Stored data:
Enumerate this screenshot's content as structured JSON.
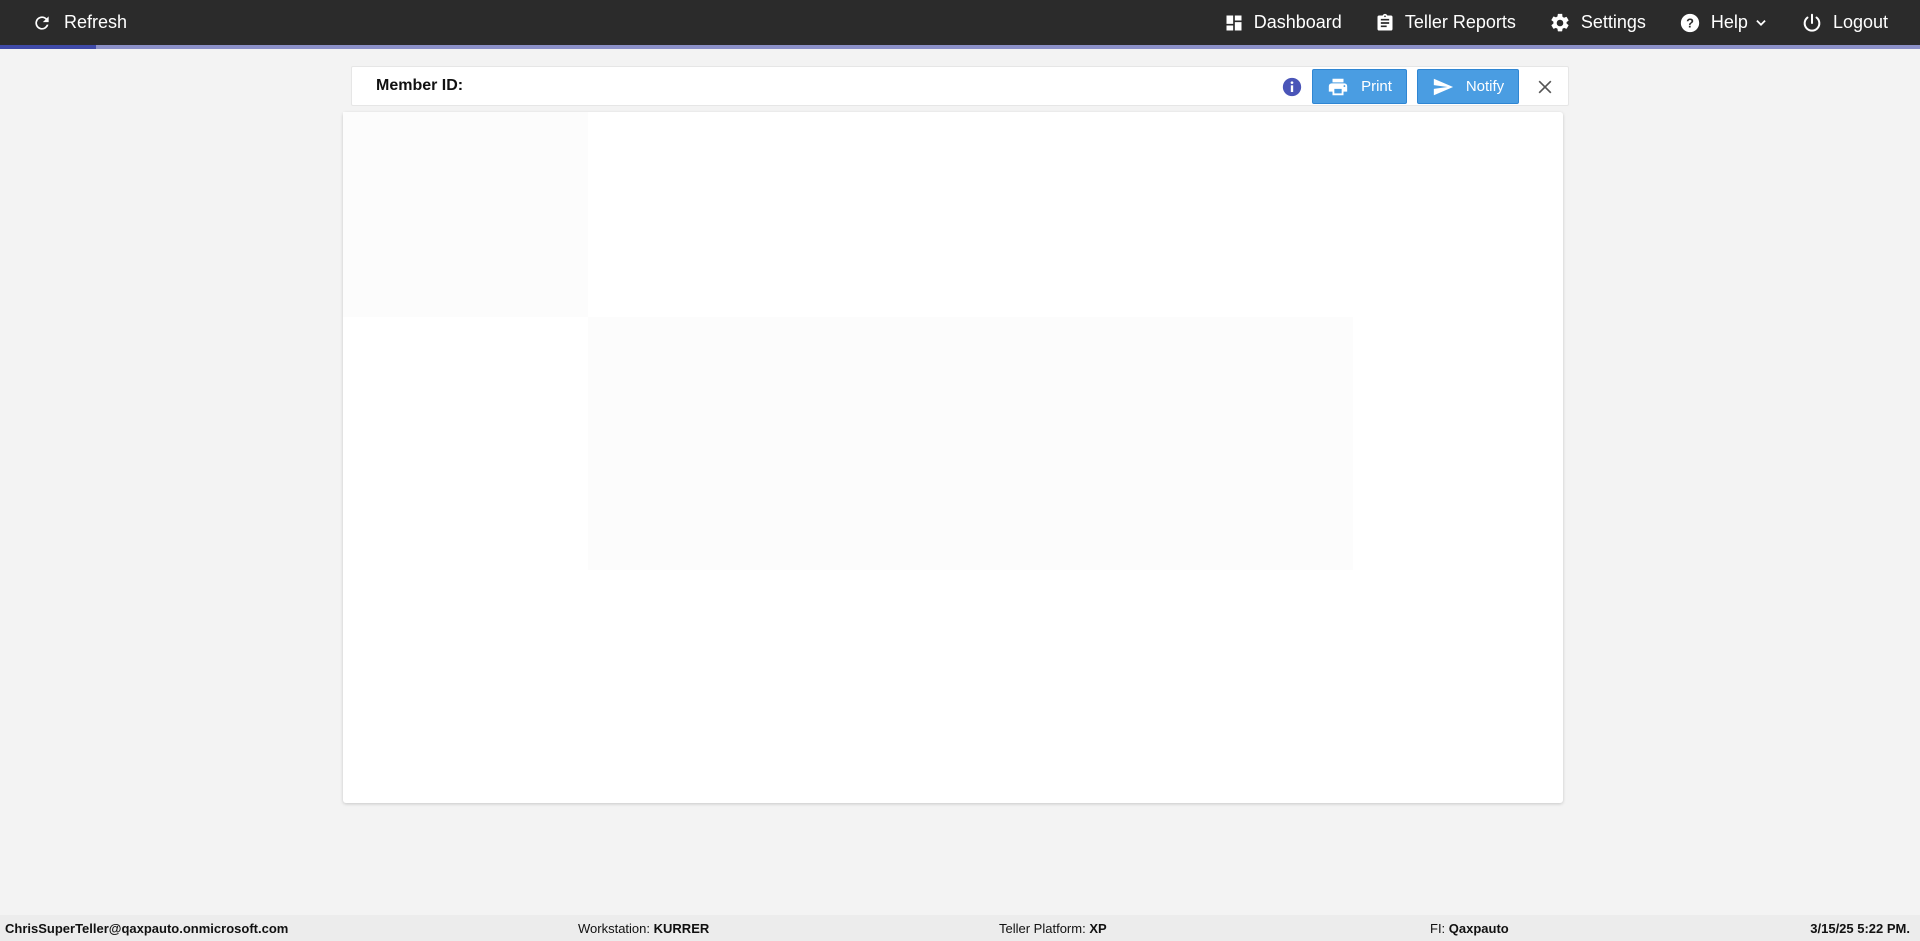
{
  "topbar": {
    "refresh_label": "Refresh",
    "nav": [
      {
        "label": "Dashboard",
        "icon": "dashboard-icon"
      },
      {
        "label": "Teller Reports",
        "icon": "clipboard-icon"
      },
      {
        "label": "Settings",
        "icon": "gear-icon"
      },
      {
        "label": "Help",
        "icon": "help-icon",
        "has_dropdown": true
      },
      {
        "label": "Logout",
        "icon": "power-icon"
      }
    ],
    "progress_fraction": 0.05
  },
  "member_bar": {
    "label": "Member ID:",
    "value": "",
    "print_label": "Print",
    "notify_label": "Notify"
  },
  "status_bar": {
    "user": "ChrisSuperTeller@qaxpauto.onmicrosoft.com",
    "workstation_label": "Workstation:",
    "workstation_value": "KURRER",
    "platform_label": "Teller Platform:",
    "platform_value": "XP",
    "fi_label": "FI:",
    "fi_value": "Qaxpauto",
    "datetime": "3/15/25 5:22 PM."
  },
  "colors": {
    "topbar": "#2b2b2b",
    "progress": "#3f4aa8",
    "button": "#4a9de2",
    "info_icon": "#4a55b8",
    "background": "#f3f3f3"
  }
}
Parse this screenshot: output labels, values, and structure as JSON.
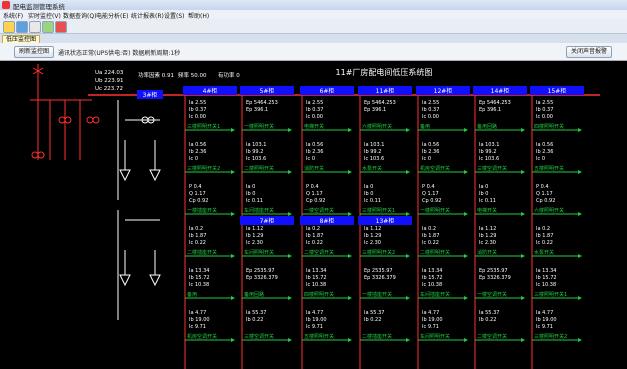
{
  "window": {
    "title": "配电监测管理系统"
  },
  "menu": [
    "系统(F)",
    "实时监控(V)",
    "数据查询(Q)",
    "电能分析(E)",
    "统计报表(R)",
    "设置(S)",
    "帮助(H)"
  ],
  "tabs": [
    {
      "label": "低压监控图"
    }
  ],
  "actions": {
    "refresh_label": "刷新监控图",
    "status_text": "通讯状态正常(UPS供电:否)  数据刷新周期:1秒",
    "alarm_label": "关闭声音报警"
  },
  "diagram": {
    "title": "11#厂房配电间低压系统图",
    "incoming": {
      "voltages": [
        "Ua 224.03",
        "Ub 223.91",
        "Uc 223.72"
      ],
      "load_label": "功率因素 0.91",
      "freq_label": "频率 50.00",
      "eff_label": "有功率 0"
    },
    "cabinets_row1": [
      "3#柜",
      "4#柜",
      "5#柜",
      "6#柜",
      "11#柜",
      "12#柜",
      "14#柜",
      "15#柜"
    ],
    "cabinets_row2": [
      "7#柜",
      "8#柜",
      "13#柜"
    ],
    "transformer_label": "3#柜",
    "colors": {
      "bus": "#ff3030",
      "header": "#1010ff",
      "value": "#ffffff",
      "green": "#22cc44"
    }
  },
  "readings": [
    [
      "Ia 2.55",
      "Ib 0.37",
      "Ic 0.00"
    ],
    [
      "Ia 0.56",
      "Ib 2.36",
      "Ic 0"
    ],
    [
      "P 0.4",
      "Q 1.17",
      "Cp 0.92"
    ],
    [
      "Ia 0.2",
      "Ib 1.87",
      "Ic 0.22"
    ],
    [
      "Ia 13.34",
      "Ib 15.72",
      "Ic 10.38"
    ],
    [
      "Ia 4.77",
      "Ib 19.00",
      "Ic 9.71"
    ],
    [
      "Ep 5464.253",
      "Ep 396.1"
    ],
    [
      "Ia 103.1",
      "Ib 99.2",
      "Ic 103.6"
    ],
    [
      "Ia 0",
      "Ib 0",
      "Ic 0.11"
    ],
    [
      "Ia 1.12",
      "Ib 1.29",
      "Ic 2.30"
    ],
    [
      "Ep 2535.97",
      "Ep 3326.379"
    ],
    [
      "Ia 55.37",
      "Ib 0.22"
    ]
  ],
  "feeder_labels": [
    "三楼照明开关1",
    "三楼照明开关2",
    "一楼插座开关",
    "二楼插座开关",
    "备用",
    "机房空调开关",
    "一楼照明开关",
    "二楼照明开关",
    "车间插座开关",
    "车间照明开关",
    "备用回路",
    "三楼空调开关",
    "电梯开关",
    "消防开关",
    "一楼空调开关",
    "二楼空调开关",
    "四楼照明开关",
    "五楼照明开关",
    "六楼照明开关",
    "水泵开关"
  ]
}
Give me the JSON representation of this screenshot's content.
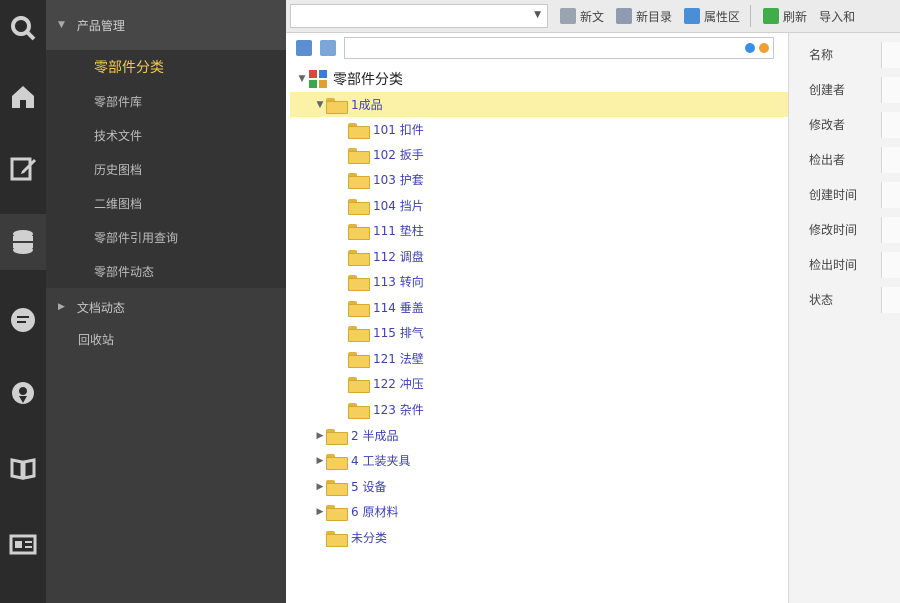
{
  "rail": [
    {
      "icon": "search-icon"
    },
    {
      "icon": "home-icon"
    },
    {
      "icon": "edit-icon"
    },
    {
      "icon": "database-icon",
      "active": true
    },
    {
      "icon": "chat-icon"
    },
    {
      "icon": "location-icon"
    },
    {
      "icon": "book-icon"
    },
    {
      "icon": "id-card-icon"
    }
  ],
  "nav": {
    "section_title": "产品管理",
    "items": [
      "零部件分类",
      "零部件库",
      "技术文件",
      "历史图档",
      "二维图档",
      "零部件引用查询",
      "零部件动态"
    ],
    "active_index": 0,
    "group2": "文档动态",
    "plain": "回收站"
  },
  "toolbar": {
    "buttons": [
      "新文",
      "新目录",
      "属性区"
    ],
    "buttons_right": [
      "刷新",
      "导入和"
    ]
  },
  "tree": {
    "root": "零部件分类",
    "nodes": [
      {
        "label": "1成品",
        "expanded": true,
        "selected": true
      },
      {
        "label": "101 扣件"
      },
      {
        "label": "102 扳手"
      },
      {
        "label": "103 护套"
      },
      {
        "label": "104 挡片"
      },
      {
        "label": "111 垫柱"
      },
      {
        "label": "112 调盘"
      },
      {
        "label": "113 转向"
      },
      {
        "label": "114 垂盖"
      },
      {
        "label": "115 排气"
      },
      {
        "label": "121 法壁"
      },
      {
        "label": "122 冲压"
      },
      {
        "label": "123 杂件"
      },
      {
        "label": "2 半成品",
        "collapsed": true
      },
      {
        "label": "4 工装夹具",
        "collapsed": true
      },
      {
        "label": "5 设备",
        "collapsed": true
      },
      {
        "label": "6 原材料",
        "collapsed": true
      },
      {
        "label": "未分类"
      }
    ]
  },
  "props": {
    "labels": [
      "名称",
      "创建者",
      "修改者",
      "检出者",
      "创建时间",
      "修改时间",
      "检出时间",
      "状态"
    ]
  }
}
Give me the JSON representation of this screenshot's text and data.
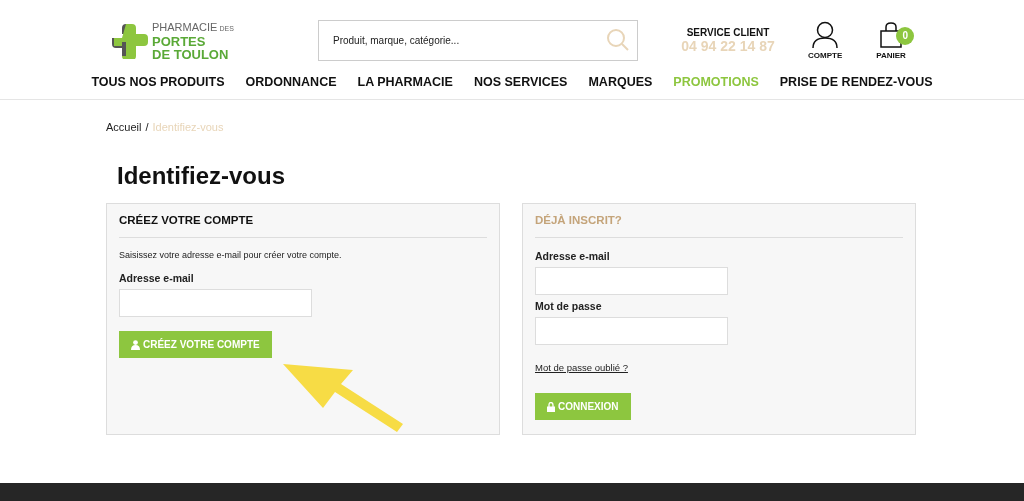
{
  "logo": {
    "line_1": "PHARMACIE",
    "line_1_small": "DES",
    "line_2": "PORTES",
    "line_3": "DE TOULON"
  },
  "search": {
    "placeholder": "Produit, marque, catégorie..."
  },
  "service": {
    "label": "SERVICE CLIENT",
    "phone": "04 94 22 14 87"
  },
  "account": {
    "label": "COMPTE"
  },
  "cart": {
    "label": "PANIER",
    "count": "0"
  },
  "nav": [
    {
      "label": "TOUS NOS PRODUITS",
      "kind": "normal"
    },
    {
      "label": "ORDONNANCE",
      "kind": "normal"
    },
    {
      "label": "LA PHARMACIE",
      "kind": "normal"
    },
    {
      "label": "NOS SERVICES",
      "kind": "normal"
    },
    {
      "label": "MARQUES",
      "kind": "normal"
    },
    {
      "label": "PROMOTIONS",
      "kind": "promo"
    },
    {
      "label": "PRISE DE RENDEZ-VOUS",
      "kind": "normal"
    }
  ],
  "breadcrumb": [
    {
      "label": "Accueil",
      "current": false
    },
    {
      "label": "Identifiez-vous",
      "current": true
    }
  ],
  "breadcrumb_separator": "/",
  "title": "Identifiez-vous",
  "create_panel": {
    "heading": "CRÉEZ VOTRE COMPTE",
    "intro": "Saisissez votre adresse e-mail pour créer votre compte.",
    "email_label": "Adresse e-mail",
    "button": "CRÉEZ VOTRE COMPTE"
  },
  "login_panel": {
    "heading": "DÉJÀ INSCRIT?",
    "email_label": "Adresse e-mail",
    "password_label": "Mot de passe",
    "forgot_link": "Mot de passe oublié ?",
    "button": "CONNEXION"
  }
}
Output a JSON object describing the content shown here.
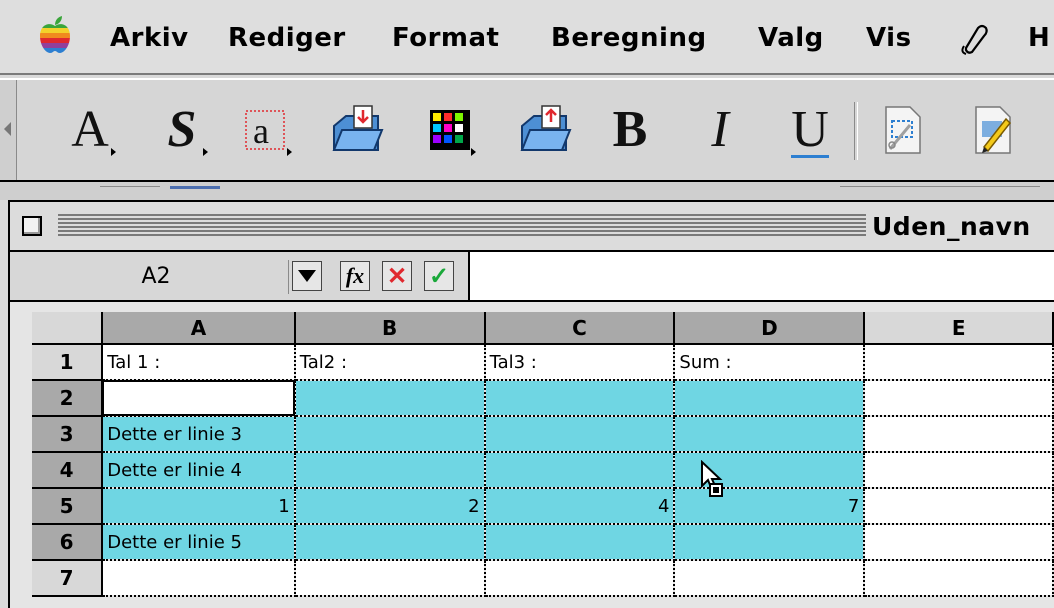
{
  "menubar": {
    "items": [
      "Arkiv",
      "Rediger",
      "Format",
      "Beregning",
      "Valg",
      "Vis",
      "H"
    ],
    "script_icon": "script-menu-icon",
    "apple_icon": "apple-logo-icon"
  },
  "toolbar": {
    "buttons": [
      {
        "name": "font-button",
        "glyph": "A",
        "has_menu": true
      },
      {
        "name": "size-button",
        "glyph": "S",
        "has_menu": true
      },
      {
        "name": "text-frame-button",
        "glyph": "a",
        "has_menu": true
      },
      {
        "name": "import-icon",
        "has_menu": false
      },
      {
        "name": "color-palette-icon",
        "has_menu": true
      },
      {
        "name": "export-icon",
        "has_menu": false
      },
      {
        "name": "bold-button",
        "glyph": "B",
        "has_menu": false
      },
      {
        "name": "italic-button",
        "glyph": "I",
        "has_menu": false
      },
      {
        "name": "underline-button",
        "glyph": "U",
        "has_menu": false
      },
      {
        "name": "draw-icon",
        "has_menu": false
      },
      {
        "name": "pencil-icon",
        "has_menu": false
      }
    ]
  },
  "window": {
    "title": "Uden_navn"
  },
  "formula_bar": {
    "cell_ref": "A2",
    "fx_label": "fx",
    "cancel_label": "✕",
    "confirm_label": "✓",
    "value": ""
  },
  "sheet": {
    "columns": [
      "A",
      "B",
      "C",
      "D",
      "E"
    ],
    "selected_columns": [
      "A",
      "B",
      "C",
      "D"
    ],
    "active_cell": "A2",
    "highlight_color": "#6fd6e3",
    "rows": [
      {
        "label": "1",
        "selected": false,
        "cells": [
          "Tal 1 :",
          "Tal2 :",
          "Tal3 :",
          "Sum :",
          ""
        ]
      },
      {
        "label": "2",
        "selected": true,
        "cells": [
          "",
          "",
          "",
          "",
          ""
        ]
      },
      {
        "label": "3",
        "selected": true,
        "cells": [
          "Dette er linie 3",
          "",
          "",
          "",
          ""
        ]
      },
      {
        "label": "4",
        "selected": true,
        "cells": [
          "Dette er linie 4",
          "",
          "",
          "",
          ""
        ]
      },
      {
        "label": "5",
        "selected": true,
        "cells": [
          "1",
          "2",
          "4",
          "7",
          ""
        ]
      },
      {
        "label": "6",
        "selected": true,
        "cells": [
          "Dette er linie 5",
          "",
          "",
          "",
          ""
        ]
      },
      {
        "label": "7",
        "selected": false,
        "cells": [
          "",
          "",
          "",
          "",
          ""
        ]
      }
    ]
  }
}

* _Required task_
Among the lines of the data, identify those with the word "representation". Copy each of them.

* _Answer in full_
Give me the JSON representation of this screenshot's content.
Give me the JSON representation of this screenshot's text and data.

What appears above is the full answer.